▸ Listing:
• • •

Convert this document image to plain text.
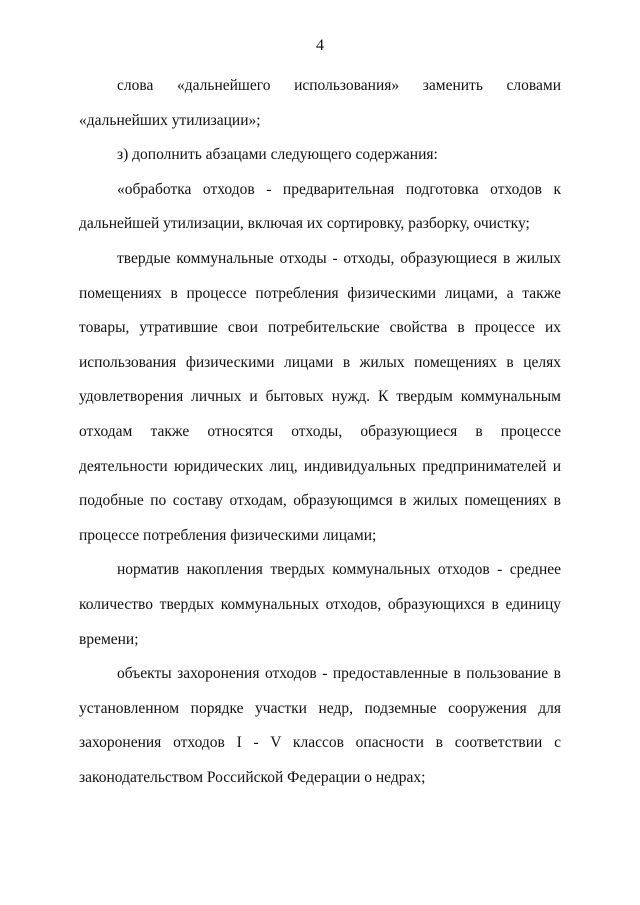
4

слова «дальнейшего использования» заменить словами «дальнейших утилизации»;

з) дополнить абзацами следующего содержания:

«обработка отходов - предварительная подготовка отходов к дальнейшей утилизации, включая их сортировку, разборку, очистку;

твердые коммунальные отходы - отходы, образующиеся в жилых помещениях в процессе потребления физическими лицами, а также товары, утратившие свои потребительские свойства в процессе их использования физическими лицами в жилых помещениях в целях удовлетворения личных и бытовых нужд. К твердым коммунальным отходам также относятся отходы, образующиеся в процессе деятельности юридических лиц, индивидуальных предпринимателей и подобные по составу отходам, образующимся в жилых помещениях в процессе потребления физическими лицами;

норматив накопления твердых коммунальных отходов - среднее количество твердых коммунальных отходов, образующихся в единицу времени;

объекты захоронения отходов - предоставленные в пользование в установленном порядке участки недр, подземные сооружения для захоронения отходов I - V классов опасности в соответствии с законодательством Российской Федерации о недрах;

• • •

▸ Short problem:
Gather all lines from the listing above in which "использования" occurs.

▸ Completed task:
слова «дальнейшего использования» заменить словами «дальнейших утилизации»;
твердые коммунальные отходы - отходы, образующиеся в жилых помещениях в процессе потребления физическими лицами, а также товары, утратившие свои потребительские свойства в процессе их использования физическими лицами в жилых помещениях в целях удовлетворения личных и бытовых нужд. К твердым коммунальным отходам также относятся отходы, образующиеся в процессе деятельности юридических лиц, индивидуальных предпринимателей и подобные по составу отходам, образующимся в жилых помещениях в процессе потребления физическими лицами;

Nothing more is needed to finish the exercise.